> Rows
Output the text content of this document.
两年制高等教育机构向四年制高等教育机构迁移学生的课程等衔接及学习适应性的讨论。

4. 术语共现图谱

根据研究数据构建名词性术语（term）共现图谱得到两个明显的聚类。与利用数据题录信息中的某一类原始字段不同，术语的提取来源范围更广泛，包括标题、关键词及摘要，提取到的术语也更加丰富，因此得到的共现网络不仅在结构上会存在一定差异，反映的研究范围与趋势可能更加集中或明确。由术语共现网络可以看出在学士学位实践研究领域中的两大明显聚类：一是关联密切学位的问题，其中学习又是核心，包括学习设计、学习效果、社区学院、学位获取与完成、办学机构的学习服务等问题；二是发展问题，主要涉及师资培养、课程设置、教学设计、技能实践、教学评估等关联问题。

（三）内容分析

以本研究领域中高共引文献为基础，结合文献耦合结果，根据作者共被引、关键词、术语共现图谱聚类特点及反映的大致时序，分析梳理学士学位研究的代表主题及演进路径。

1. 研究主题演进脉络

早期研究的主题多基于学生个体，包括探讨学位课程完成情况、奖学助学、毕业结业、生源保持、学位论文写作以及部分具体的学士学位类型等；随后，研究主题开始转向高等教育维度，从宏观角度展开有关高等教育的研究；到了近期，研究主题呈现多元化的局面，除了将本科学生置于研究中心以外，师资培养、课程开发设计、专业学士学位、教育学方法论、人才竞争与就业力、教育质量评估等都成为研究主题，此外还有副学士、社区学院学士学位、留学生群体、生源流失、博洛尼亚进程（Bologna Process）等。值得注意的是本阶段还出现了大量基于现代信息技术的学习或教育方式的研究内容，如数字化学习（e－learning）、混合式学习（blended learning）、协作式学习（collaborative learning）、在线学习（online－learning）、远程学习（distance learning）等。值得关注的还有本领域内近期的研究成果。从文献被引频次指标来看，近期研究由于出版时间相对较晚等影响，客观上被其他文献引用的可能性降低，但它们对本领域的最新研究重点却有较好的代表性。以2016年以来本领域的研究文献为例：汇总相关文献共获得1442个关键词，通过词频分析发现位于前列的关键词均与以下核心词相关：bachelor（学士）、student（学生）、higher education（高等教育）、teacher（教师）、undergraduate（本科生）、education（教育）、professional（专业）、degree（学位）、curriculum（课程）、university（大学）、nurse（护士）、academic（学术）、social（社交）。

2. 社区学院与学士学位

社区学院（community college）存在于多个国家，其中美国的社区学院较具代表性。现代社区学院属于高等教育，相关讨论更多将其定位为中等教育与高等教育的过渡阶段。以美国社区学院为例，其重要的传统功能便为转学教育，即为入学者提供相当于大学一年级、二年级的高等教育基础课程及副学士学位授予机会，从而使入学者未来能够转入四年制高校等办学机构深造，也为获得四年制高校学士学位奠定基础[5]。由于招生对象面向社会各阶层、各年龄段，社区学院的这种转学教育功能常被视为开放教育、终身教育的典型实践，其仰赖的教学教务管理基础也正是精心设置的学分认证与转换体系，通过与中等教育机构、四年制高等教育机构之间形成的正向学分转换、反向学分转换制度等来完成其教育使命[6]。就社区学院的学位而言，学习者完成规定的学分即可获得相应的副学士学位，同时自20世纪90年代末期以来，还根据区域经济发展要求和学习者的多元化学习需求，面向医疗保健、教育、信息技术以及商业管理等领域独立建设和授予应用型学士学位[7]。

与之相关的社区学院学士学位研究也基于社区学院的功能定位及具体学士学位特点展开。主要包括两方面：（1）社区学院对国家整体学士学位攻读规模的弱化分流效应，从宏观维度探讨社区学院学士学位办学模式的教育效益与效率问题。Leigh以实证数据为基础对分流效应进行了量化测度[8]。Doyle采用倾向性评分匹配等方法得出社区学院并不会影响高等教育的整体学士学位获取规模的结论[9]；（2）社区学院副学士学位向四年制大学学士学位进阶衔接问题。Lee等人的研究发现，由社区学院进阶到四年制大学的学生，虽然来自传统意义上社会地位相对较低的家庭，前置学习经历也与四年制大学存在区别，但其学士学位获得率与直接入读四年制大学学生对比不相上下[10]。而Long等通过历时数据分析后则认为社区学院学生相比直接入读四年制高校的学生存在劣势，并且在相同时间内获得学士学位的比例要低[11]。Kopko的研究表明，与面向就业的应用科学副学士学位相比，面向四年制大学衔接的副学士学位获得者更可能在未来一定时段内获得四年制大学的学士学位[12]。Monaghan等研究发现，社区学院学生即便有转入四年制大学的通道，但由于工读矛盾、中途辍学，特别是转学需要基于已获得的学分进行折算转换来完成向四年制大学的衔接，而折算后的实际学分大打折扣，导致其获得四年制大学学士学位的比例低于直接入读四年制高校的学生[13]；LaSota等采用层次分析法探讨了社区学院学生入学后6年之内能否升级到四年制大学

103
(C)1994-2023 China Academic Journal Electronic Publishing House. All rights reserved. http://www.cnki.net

> Set task
Transcribe each record exactly. Leave nothing out.

> Correct result
Output the text content of this document.
两年制高等教育机构向四年制高等教育机构迁移学生的课程等衔接及学习适应性的讨论。

4. 术语共现图谱

根据研究数据构建名词性术语（term）共现图谱得到两个明显的聚类。与利用数据题录信息中的某一类原始字段不同，术语的提取来源范围更广泛，包括标题、关键词及摘要，提取到的术语也更加丰富，因此得到的共现网络不仅在结构上会存在一定差异，反映的研究范围与趋势可能更加集中或明确。由术语共现网络可以看出在学士学位实践研究领域中的两大明显聚类：一是关联密切学位的问题，其中学习又是核心，包括学习设计、学习效果、社区学院、学位获取与完成、办学机构的学习服务等问题；二是发展问题，主要涉及师资培养、课程设置、教学设计、技能实践、教学评估等关联问题。

（三）内容分析

以本研究领域中高共引文献为基础，结合文献耦合结果，根据作者共被引、关键词、术语共现图谱聚类特点及反映的大致时序，分析梳理学士学位研究的代表主题及演进路径。

1. 研究主题演进脉络

早期研究的主题多基于学生个体，包括探讨学位课程完成情况、奖学助学、毕业结业、生源保持、学位论文写作以及部分具体的学士学位类型等；随后，研究主题开始转向高等教育维度，从宏观角度展开有关高等教育的研究；到了近期，研究主题呈现多元化的局面，除了将本科学生置于研究中心以外，师资培养、课程开发设计、专业学士学位、教育学方法论、人才竞争与就业力、教育质量评估等都成为研究主题，此外还有副学士、社区学院学士学位、留学生群体、生源流失、博洛尼亚进程（Bologna Process）等。值得注意的是本阶段还出现了大量基于现代信息技术的学习或教育方式的研究内容，如数字化学习（e－learning）、混合式学习（blended learning）、协作式学习（collaborative learning）、在线学习（online－learning）、远程学习（distance learning）等。值得关注的还有本领域内近期的研究成果。从文献被引频次指标来看，近期研究由于出版时间相对较晚等影响，客观上被其他文献引用的可能性降低，但它们对本领域的最新研究重点却有较好的代表性。以2016年以来本领域的研究文献为例：汇总相关文献共获得1442个关键词，通过词频分析发现位于前列的关键词均与以下核心词相关：bachelor（学士）、student（学生）、higher education（高等教育）、teacher（教师）、undergraduate（本科生）、education（教育）、professional（专业）、degree（学位）、curriculum（课程）、university（大学）、nurse（护士）、academic（学术）、social（社交）。

2. 社区学院与学士学位

社区学院（community college）存在于多个国家，其中美国的社区学院较具代表性。现代社区学院属于高等教育，相关讨论更多将其定位为中等教育与高等教育的过渡阶段。以美国社区学院为例，其重要的传统功能便为转学教育，即为入学者提供相当于大学一年级、二年级的高等教育基础课程及副学士学位授予机会，从而使入学者未来能够转入四年制高校等办学机构深造，也为获得四年制高校学士学位奠定基础[5]。由于招生对象面向社会各阶层、各年龄段，社区学院的这种转学教育功能常被视为开放教育、终身教育的典型实践，其仰赖的教学教务管理基础也正是精心设置的学分认证与转换体系，通过与中等教育机构、四年制高等教育机构之间形成的正向学分转换、反向学分转换制度等来完成其教育使命[6]。就社区学院的学位而言，学习者完成规定的学分即可获得相应的副学士学位，同时自20世纪90年代末期以来，还根据区域经济发展要求和学习者的多元化学习需求，面向医疗保健、教育、信息技术以及商业管理等领域独立建设和授予应用型学士学位[7]。

与之相关的社区学院学士学位研究也基于社区学院的功能定位及具体学士学位特点展开。主要包括两方面：（1）社区学院对国家整体学士学位攻读规模的弱化分流效应，从宏观维度探讨社区学院学士学位办学模式的教育效益与效率问题。Leigh以实证数据为基础对分流效应进行了量化测度[8]。Doyle采用倾向性评分匹配等方法得出社区学院并不会影响高等教育的整体学士学位获取规模的结论[9]；（2）社区学院副学士学位向四年制大学学士学位进阶衔接问题。Lee等人的研究发现，由社区学院进阶到四年制大学的学生，虽然来自传统意义上社会地位相对较低的家庭，前置学习经历也与四年制大学存在区别，但其学士学位获得率与直接入读四年制大学学生对比不相上下[10]。而Long等通过历时数据分析后则认为社区学院学生相比直接入读四年制高校的学生存在劣势，并且在相同时间内获得学士学位的比例要低[11]。Kopko的研究表明，与面向就业的应用科学副学士学位相比，面向四年制大学衔接的副学士学位获得者更可能在未来一定时段内获得四年制大学的学士学位[12]。Monaghan等研究发现，社区学院学生即便有转入四年制大学的通道，但由于工读矛盾、中途辍学，特别是转学需要基于已获得的学分进行折算转换来完成向四年制大学的衔接，而折算后的实际学分大打折扣，导致其获得四年制大学学士学位的比例低于直接入读四年制高校的学生[13]；LaSota等采用层次分析法探讨了社区学院学生入学后6年之内能否升级到四年制大学

103
(C)1994-2023 China Academic Journal Electronic Publishing House. All rights reserved. http://www.cnki.net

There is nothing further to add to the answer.